Tensor("stack_bidirectional_rnn/cell_1/concat:0", shape=(?, 28, 512), dtype=float32)
Tensor("Mean:0", shape=(?, 512), dtype=float32)


 ** 三、最后设置 loss function 和 优化器，展开训练并完成测试 **

In [4]:
import time 

# 开始训练和测试
W = tf.Variable(tf.truncated_normal([hidden_size*2, class_num], stddev=0.1), dtype=tf.float32)
bias = tf.Variable(tf.constant(0.1,shape=[class_num]), dtype=tf.float32)
y_pre = tf.nn.softmax(tf.matmul(h_state, W) + bias)


# 损失和评估函数
cross_entropy = -tf.reduce_mean(y_input * tf.log(y_pre))
train_op = tf.train.AdamOptimizer(lr).minimize(cross_entropy)

correct_prediction = tf.equal(tf.argmax(y_pre,1), tf.argmax(y_input,1))
accuracy = tf.reduce_mean(tf.cast(correct_prediction, "float"))


sess.run(tf.global_variables_initializer())
time0 = time.time()

----

任务:
判断下列三条陈述是否与给定段落相符，每条答“是”或“否”，并照录段落中起决定作用的原文。
1. 训练所用的优化器是 Adam。
2. 权重 W 用均匀分布初始化。
3. 偏置 bias 的初始值为 0.1。

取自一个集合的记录
----

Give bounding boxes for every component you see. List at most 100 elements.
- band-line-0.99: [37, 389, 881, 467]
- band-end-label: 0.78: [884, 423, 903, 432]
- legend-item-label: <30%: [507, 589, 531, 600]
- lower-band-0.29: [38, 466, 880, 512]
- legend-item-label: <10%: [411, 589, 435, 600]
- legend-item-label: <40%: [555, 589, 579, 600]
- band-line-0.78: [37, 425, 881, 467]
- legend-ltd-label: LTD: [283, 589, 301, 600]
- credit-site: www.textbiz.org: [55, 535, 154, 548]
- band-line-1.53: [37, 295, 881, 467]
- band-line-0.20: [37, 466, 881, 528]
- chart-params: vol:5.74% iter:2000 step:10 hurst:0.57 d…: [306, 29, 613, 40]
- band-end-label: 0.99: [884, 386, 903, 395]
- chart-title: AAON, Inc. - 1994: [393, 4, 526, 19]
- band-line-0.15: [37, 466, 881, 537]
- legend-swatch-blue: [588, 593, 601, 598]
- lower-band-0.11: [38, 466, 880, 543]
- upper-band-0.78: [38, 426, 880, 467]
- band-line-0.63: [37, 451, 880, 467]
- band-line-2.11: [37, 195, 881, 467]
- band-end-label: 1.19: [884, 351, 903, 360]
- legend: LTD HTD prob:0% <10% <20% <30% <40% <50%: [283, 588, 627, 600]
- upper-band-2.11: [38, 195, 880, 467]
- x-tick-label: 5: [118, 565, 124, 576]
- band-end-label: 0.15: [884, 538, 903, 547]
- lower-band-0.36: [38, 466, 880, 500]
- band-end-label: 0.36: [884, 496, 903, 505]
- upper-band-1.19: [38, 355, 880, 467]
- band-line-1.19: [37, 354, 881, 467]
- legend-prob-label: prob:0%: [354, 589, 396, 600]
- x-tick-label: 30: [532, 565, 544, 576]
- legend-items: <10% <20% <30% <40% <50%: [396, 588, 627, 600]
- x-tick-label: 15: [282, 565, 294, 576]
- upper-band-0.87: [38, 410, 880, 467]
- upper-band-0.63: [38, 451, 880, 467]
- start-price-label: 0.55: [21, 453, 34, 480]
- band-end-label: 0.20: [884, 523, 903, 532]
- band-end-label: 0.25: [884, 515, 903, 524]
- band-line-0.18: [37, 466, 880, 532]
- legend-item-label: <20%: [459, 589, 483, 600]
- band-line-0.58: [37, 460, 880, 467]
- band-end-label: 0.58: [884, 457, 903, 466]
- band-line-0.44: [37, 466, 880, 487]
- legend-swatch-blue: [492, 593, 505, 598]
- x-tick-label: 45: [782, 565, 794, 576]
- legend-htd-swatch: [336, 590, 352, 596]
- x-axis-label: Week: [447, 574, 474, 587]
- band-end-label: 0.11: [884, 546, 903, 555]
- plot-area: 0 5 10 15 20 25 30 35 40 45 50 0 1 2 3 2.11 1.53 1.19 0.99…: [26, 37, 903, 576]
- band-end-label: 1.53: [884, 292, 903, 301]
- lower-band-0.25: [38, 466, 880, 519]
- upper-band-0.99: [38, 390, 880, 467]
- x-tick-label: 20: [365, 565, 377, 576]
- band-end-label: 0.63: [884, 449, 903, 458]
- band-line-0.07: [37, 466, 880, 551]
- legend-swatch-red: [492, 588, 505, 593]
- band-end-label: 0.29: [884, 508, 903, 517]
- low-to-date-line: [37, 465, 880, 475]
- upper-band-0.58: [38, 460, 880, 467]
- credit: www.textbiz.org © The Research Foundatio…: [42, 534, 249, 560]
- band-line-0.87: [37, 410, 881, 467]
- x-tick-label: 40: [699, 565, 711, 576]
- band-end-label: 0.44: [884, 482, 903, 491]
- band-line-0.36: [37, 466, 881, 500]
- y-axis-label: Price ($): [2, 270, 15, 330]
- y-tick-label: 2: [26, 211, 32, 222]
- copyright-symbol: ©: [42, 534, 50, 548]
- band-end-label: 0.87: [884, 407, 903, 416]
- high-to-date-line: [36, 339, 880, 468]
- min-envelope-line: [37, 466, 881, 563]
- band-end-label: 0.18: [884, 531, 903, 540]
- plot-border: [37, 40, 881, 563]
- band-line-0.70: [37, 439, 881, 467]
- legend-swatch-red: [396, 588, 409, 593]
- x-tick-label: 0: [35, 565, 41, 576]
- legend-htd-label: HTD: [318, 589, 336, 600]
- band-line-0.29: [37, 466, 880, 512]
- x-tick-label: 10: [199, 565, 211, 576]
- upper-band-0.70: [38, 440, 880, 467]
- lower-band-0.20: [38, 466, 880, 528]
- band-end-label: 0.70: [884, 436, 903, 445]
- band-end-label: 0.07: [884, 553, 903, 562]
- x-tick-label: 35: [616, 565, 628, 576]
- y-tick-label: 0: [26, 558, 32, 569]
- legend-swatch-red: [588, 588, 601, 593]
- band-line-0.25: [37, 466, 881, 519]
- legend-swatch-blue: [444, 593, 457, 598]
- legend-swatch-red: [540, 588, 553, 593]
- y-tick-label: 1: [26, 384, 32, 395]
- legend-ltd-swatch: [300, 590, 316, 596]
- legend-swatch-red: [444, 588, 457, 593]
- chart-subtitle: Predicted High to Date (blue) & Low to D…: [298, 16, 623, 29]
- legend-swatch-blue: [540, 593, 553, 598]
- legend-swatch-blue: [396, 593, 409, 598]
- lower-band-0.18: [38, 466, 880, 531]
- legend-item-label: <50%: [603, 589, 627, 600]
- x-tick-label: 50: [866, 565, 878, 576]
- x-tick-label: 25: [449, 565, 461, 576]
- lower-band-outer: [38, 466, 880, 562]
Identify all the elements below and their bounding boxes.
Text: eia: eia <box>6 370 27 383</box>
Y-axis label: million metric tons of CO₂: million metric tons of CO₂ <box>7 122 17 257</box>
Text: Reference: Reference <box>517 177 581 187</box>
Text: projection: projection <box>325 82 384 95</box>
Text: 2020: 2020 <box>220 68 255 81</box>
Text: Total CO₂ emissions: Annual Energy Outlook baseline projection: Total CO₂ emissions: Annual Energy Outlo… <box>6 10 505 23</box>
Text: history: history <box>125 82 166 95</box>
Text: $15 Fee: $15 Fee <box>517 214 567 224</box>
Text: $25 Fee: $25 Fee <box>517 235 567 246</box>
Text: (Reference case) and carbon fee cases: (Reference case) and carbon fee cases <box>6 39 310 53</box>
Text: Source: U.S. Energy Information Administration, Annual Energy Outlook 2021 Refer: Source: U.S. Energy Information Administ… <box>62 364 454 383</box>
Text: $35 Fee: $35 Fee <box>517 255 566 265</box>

----

练习结果:
1. 是：“train_op = tf.train.AdamOptimizer(lr).minimize(cross_entropy)”
2. 否：“W = tf.Variable(tf.truncated_normal([hidden_size*2, class_num], stddev=0.1), dtype=tf.float32)”
3. 是：“bias = tf.Variable(tf.constant(0.1,shape=[class_num]), dtype=tf.float32)”